== REQUIREMENT ==
Return each line of the listing that contains the string "Motorola".

* * * * * * * * *

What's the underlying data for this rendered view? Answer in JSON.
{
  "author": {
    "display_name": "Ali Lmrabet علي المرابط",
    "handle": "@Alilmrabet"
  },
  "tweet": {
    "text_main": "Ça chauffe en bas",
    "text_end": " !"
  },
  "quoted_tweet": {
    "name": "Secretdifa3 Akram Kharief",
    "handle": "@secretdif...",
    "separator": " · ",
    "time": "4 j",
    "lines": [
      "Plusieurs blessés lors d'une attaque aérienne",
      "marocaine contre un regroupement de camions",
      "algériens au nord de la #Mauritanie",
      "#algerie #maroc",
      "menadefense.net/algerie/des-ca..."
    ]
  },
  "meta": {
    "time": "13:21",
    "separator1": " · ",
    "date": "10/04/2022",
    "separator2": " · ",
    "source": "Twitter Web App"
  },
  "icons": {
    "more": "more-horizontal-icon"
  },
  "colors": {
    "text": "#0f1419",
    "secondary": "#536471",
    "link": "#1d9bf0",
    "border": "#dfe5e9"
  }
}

* * * * * * * * *

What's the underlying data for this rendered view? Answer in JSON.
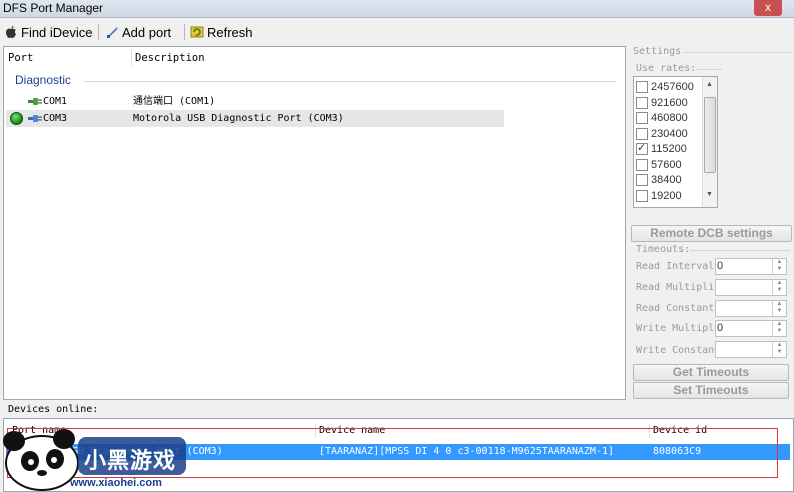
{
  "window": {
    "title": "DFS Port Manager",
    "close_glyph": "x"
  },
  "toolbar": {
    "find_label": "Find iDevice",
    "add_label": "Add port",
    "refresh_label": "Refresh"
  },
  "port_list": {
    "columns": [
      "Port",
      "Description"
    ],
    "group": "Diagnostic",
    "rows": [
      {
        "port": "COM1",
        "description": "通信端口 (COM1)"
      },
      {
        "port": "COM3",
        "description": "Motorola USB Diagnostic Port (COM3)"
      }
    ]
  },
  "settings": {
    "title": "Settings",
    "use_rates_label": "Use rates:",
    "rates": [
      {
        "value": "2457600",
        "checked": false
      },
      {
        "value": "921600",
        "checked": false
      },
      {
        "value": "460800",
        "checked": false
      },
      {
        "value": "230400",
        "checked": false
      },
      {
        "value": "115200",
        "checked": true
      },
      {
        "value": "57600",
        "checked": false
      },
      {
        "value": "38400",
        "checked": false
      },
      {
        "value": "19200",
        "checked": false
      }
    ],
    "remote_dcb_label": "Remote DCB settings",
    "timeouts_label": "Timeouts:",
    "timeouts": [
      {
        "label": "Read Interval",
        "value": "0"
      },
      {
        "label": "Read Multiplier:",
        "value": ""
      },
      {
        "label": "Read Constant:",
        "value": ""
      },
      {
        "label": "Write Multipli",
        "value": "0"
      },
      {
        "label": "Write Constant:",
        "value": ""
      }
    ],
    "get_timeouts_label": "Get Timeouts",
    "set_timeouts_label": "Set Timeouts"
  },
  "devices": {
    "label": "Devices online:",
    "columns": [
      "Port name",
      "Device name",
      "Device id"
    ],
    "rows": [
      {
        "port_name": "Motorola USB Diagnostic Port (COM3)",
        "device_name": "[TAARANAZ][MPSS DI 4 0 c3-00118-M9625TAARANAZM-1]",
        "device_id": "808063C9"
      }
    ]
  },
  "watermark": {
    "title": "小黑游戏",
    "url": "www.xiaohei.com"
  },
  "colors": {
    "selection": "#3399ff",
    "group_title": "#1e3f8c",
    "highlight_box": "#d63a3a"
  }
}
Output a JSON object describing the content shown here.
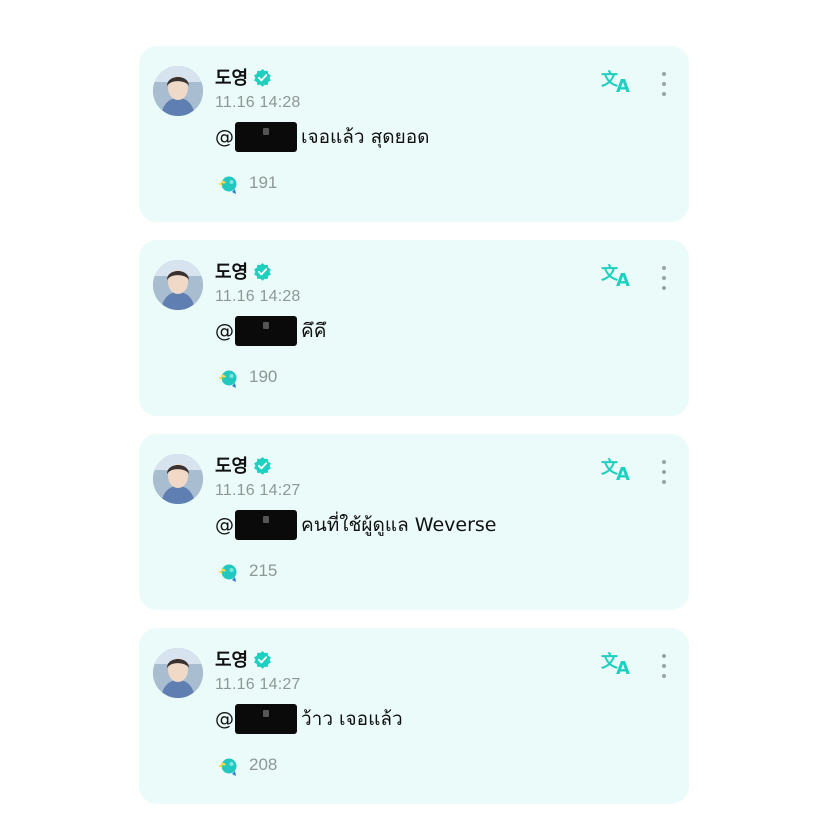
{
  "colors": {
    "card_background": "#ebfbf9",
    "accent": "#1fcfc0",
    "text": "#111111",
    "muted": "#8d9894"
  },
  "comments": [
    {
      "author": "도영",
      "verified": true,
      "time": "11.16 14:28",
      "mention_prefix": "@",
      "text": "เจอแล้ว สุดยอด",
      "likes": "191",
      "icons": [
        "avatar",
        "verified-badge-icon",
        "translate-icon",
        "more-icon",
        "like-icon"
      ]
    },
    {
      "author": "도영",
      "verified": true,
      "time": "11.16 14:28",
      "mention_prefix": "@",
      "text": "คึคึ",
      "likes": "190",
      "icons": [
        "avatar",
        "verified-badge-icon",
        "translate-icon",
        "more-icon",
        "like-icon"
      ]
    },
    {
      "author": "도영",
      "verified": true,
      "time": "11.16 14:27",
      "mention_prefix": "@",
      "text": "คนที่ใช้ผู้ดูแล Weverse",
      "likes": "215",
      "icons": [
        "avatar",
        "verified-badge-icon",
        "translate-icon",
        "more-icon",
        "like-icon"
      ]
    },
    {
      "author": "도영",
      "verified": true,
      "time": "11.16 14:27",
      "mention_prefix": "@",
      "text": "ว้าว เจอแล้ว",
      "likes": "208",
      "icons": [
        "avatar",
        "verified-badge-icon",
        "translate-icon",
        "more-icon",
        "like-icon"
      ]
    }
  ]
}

* * * * * * * * *

== EXPECTED ANSWER ==
        "description": "Motorola USB Diagnostic Port (COM3)"
        "port_name": "Motorola USB Diagnostic Port (COM3)",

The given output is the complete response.